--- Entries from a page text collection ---
----------

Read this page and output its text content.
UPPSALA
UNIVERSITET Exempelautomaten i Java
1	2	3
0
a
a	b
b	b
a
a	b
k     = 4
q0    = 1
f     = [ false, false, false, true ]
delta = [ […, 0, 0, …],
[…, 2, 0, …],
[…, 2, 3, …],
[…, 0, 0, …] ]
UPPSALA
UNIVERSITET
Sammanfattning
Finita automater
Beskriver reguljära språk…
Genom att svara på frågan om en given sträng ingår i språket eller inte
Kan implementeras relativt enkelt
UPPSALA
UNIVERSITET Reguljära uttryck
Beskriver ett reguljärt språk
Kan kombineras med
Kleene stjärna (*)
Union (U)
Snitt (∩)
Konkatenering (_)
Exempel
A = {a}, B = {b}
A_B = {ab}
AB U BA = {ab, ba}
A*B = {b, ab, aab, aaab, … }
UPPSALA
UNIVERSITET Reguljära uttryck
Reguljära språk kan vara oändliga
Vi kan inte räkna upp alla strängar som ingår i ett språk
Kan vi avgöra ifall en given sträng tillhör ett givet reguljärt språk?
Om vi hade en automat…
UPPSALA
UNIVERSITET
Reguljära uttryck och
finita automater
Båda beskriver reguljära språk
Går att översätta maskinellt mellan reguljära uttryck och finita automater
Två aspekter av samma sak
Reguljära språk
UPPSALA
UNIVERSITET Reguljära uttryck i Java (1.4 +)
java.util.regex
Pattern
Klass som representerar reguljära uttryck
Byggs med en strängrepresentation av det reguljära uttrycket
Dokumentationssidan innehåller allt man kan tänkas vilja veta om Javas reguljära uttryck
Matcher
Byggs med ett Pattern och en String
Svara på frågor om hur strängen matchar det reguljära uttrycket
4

----------

--- EXERCISE DETAILS ---
The response should reproduce every entry above exactly.

--- ANSWER FOR THIS EXERCISE ---
Read this page and output its text content.
UPPSALA
UNIVERSITET Exempelautomaten i Java
1	2	3
0
a
a	b
b	b
a
a	b
k     = 4
q0    = 1
f     = [ false, false, false, true ]
delta = [ […, 0, 0, …],
[…, 2, 0, …],
[…, 2, 3, …],
[…, 0, 0, …] ]
UPPSALA
UNIVERSITET
Sammanfattning
Finita automater
Beskriver reguljära språk…
Genom att svara på frågan om en given sträng ingår i språket eller inte
Kan implementeras relativt enkelt
UPPSALA
UNIVERSITET Reguljära uttryck
Beskriver ett reguljärt språk
Kan kombineras med
Kleene stjärna (*)
Union (U)
Snitt (∩)
Konkatenering (_)
Exempel
A = {a}, B = {b}
A_B = {ab}
AB U BA = {ab, ba}
A*B = {b, ab, aab, aaab, … }
UPPSALA
UNIVERSITET Reguljära uttryck
Reguljära språk kan vara oändliga
Vi kan inte räkna upp alla strängar som ingår i ett språk
Kan vi avgöra ifall en given sträng tillhör ett givet reguljärt språk?
Om vi hade en automat…
UPPSALA
UNIVERSITET
Reguljära uttryck och
finita automater
Båda beskriver reguljära språk
Går att översätta maskinellt mellan reguljära uttryck och finita automater
Två aspekter av samma sak
Reguljära språk
UPPSALA
UNIVERSITET Reguljära uttryck i Java (1.4 +)
java.util.regex
Pattern
Klass som representerar reguljära uttryck
Byggs med en strängrepresentation av det reguljära uttrycket
Dokumentationssidan innehåller allt man kan tänkas vilja veta om Javas reguljära uttryck
Matcher
Byggs med ett Pattern och en String
Svara på frågor om hur strängen matchar det reguljära uttrycket
4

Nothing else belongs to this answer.